Task details: Pick out all lines of the entries that include the word "crosshair" and copy them.

━━━ Records to process

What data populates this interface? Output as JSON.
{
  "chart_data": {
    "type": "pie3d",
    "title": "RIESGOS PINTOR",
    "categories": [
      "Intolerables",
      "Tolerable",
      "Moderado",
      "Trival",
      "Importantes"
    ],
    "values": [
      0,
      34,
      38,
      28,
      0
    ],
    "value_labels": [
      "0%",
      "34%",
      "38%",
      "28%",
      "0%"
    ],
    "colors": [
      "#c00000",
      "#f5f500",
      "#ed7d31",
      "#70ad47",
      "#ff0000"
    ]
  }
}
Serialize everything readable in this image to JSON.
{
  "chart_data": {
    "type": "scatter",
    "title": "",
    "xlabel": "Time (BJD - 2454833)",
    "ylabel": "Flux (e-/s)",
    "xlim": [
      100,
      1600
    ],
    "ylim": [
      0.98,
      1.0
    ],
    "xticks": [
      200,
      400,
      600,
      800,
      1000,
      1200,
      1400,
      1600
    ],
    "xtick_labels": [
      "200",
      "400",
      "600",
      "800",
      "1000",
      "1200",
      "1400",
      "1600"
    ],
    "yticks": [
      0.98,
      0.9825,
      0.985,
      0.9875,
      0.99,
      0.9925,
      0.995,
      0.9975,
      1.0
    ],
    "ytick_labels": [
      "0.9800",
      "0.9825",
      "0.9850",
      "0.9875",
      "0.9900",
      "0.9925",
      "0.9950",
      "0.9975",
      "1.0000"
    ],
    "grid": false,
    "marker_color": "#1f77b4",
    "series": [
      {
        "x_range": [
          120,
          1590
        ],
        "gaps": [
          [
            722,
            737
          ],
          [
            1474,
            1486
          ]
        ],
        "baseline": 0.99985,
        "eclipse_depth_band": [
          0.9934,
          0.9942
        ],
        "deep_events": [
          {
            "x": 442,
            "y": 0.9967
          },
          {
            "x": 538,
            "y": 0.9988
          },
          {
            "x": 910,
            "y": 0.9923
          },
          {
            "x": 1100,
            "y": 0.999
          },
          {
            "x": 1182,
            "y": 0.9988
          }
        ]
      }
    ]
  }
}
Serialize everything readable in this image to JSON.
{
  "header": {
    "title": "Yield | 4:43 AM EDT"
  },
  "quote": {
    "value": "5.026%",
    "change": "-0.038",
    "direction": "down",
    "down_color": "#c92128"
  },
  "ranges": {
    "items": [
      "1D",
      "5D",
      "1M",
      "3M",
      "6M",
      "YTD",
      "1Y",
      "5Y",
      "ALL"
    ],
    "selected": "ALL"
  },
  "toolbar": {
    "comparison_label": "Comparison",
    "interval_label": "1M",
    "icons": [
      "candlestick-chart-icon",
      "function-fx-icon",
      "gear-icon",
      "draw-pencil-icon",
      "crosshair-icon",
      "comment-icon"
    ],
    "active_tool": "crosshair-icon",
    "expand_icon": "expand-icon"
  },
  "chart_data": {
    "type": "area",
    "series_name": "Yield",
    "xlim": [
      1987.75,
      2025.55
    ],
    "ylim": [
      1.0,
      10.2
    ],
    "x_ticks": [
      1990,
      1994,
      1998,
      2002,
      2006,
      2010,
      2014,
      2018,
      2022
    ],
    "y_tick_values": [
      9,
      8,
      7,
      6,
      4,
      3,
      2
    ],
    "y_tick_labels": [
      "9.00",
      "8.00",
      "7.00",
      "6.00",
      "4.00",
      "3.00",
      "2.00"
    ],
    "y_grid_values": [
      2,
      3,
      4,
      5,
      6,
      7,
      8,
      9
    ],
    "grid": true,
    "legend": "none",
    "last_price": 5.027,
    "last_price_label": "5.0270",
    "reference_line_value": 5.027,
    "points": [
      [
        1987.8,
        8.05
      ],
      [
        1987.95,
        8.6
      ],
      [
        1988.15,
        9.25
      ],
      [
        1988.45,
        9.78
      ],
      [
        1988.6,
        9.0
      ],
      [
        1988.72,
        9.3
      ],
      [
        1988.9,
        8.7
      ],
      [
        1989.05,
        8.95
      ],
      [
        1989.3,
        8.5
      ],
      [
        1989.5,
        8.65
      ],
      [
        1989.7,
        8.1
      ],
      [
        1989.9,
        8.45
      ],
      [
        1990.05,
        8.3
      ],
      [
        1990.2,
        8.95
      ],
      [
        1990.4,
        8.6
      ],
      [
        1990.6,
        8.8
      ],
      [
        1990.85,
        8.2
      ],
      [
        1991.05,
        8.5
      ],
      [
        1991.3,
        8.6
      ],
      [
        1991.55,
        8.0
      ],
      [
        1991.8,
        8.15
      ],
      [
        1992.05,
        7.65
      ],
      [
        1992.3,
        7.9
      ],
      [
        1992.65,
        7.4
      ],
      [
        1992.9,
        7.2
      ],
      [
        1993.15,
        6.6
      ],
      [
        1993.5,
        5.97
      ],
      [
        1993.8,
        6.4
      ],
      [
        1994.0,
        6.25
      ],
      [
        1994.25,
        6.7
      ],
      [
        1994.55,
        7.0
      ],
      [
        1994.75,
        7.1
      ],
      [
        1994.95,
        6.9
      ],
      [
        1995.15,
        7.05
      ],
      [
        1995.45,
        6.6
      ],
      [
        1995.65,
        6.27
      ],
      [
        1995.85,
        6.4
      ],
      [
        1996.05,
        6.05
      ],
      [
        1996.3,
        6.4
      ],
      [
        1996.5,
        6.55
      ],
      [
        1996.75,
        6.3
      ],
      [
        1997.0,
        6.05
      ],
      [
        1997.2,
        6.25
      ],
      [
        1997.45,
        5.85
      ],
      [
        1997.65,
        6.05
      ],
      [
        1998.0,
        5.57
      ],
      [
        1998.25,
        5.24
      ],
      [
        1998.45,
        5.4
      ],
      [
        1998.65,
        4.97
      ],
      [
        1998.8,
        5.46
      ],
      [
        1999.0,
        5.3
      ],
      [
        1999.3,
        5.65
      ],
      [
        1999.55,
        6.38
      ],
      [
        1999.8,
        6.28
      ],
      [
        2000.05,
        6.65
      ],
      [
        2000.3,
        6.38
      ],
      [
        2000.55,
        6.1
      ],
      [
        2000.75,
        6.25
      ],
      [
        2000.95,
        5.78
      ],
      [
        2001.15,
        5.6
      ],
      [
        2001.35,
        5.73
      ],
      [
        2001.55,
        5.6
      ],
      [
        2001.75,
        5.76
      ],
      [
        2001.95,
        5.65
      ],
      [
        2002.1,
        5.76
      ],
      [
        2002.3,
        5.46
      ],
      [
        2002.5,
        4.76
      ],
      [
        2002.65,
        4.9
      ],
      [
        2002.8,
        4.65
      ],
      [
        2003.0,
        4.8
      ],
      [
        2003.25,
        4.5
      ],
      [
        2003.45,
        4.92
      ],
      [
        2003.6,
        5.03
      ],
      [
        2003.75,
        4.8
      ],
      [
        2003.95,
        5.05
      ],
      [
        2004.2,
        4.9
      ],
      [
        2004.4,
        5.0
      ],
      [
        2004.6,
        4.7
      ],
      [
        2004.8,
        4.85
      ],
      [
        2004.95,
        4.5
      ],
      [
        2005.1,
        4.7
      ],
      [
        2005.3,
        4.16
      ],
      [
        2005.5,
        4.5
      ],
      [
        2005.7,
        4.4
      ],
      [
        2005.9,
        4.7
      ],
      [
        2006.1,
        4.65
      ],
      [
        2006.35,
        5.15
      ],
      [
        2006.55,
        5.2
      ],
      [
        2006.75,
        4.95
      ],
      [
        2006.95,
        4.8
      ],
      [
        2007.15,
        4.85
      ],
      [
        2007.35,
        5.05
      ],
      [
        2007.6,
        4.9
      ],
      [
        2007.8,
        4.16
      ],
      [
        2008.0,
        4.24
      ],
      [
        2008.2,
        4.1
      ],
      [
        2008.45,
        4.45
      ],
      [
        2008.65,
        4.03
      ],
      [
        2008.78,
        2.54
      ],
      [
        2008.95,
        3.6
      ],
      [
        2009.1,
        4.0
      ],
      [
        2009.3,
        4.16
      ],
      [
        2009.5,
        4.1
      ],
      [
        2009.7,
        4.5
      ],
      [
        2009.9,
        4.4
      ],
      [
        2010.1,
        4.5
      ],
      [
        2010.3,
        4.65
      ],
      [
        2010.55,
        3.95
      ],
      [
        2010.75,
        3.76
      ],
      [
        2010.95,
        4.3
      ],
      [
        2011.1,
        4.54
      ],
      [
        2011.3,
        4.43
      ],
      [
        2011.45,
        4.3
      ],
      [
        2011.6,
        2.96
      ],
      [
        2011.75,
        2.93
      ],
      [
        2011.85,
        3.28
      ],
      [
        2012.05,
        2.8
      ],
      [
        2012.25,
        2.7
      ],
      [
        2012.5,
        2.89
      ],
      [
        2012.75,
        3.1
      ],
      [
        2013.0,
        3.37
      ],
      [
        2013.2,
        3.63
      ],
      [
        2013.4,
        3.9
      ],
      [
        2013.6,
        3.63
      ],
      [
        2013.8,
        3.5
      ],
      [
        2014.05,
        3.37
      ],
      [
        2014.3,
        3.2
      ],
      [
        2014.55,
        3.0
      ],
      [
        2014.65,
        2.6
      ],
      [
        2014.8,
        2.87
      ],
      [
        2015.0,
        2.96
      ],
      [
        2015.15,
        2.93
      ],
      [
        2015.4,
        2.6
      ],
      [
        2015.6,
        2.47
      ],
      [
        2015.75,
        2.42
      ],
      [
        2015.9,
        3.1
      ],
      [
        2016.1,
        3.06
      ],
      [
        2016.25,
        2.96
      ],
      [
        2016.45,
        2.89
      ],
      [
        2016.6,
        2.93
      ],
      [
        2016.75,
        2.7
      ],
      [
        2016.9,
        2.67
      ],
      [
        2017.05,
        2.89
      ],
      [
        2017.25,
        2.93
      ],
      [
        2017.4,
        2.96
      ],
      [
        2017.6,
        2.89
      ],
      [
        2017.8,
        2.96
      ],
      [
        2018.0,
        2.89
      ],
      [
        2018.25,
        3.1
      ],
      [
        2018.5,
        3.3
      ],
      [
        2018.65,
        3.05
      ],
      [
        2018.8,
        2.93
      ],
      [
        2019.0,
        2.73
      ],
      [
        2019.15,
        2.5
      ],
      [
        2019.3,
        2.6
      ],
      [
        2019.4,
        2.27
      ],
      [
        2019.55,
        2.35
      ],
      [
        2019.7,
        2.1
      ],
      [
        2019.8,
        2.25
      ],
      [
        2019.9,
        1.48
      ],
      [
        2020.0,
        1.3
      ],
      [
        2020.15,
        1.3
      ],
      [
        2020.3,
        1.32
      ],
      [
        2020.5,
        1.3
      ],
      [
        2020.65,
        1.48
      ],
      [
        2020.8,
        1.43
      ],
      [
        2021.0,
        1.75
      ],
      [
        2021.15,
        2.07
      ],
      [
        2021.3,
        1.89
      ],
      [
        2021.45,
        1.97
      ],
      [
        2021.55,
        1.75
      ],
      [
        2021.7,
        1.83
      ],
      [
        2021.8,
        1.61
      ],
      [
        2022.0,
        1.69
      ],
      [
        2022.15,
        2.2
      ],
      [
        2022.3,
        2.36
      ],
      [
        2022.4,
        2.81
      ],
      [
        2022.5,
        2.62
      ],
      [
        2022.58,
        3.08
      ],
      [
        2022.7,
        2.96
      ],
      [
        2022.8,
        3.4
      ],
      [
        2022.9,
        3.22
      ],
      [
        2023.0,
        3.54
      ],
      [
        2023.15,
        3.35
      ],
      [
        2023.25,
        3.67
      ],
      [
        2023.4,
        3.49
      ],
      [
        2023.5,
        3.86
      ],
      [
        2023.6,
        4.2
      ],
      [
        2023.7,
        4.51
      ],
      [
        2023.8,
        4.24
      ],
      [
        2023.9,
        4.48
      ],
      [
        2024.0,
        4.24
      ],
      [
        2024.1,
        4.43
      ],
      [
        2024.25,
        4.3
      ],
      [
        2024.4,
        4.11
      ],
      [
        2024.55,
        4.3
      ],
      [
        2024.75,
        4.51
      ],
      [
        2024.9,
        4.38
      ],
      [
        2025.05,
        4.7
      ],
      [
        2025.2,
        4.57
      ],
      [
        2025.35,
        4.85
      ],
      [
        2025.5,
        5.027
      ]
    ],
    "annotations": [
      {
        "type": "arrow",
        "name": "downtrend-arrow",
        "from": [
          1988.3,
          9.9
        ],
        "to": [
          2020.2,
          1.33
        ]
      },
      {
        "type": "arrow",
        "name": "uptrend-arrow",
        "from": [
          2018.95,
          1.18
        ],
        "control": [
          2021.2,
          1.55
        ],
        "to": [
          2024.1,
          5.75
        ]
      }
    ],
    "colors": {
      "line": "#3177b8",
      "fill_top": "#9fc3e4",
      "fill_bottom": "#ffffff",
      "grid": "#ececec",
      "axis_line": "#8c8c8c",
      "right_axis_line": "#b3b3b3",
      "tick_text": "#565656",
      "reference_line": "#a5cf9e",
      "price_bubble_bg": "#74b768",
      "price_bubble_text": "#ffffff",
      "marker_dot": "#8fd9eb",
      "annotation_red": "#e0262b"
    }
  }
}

━━━━━━

Expected output:
      "crosshair-icon",
    "active_tool": "crosshair-icon",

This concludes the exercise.